(Saved entries)
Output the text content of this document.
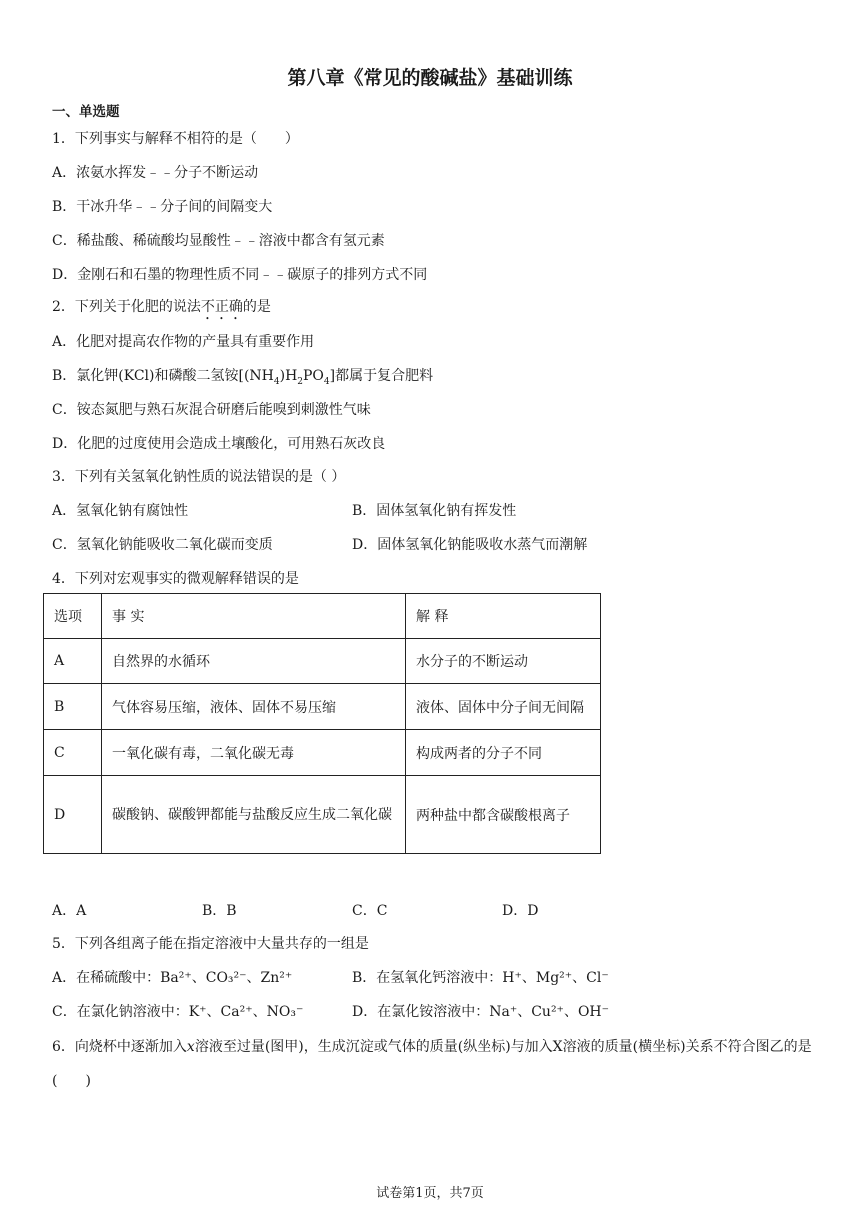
第八章《常见的酸碱盐》基础训练
一、单选题
1．下列事实与解释不相符的是（　　）
A．浓氨水挥发﹣﹣分子不断运动
B．干冰升华﹣﹣分子间的间隔变大
C．稀盐酸、稀硫酸均显酸性﹣﹣溶液中都含有氢元素
D．金刚石和石墨的物理性质不同﹣﹣碳原子的排列方式不同
2．下列关于化肥的说法不正确的是
A．化肥对提高农作物的产量具有重要作用
B．氯化钾(KCl)和磷酸二氢铵$[(NH_4)H_2PO_4]$都属于复合肥料
C．铵态氮肥与熟石灰混合研磨后能嗅到刺激性气味
D．化肥的过度使用会造成土壤酸化，可用熟石灰改良
3．下列有关氢氧化钠性质的说法错误的是（ ）
A．氢氧化钠有腐蚀性	B．固体氢氧化钠有挥发性
C．氢氧化钠能吸收二氧化碳而变质	D．固体氢氧化钠能吸收水蒸气而潮解
4．下列对宏观事实的微观解释错误的是
选项	事 实	解 释
A	自然界的水循环	水分子的不断运动
B	气体容易压缩，液体、固体不易压缩	液体、固体中分子间无间隔
C	一氧化碳有毒，二氧化碳无毒	构成两者的分子不同
D	碳酸钠、碳酸钾都能与盐酸反应生成二氧化碳	两种盐中都含碳酸根离子
A．A	B．B	C．C	D．D
5．下列各组离子能在指定溶液中大量共存的一组是
A．在稀硫酸中：Ba²⁺、CO₃²⁻、Zn²⁺	B．在氢氧化钙溶液中：H⁺、Mg²⁺、Cl⁻
C．在氯化钠溶液中：K⁺、Ca²⁺、NO₃⁻	D．在氯化铵溶液中：Na⁺、Cu²⁺、OH⁻
6．向烧杯中逐渐加入x溶液至过量(图甲)，生成沉淀或气体的质量(纵坐标)与加入X溶液的质量(横坐标)关系不符合图乙的是(　　)
试卷第1页，共7页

**Problem requirements:** Each entry above should be reproduced exactly, with the pictures removed.

**Result of the task:**
Output the text content of this document.
第八章《常见的酸碱盐》基础训练
一、单选题
1．下列事实与解释不相符的是（　　）
A．浓氨水挥发﹣﹣分子不断运动
B．干冰升华﹣﹣分子间的间隔变大
C．稀盐酸、稀硫酸均显酸性﹣﹣溶液中都含有氢元素
D．金刚石和石墨的物理性质不同﹣﹣碳原子的排列方式不同
2．下列关于化肥的说法不正确的是
A．化肥对提高农作物的产量具有重要作用
B．氯化钾(KCl)和磷酸二氢铵$[(NH_4)H_2PO_4]$都属于复合肥料
C．铵态氮肥与熟石灰混合研磨后能嗅到刺激性气味
D．化肥的过度使用会造成土壤酸化，可用熟石灰改良
3．下列有关氢氧化钠性质的说法错误的是（ ）
A．氢氧化钠有腐蚀性	B．固体氢氧化钠有挥发性
C．氢氧化钠能吸收二氧化碳而变质	D．固体氢氧化钠能吸收水蒸气而潮解
4．下列对宏观事实的微观解释错误的是
选项	事 实	解 释
A	自然界的水循环	水分子的不断运动
B	气体容易压缩，液体、固体不易压缩	液体、固体中分子间无间隔
C	一氧化碳有毒，二氧化碳无毒	构成两者的分子不同
D	碳酸钠、碳酸钾都能与盐酸反应生成二氧化碳	两种盐中都含碳酸根离子
A．A	B．B	C．C	D．D
5．下列各组离子能在指定溶液中大量共存的一组是
A．在稀硫酸中：Ba²⁺、CO₃²⁻、Zn²⁺	B．在氢氧化钙溶液中：H⁺、Mg²⁺、Cl⁻
C．在氯化钠溶液中：K⁺、Ca²⁺、NO₃⁻	D．在氯化铵溶液中：Na⁺、Cu²⁺、OH⁻
6．向烧杯中逐渐加入x溶液至过量(图甲)，生成沉淀或气体的质量(纵坐标)与加入X溶液的质量(横坐标)关系不符合图乙的是(　　)
试卷第1页，共7页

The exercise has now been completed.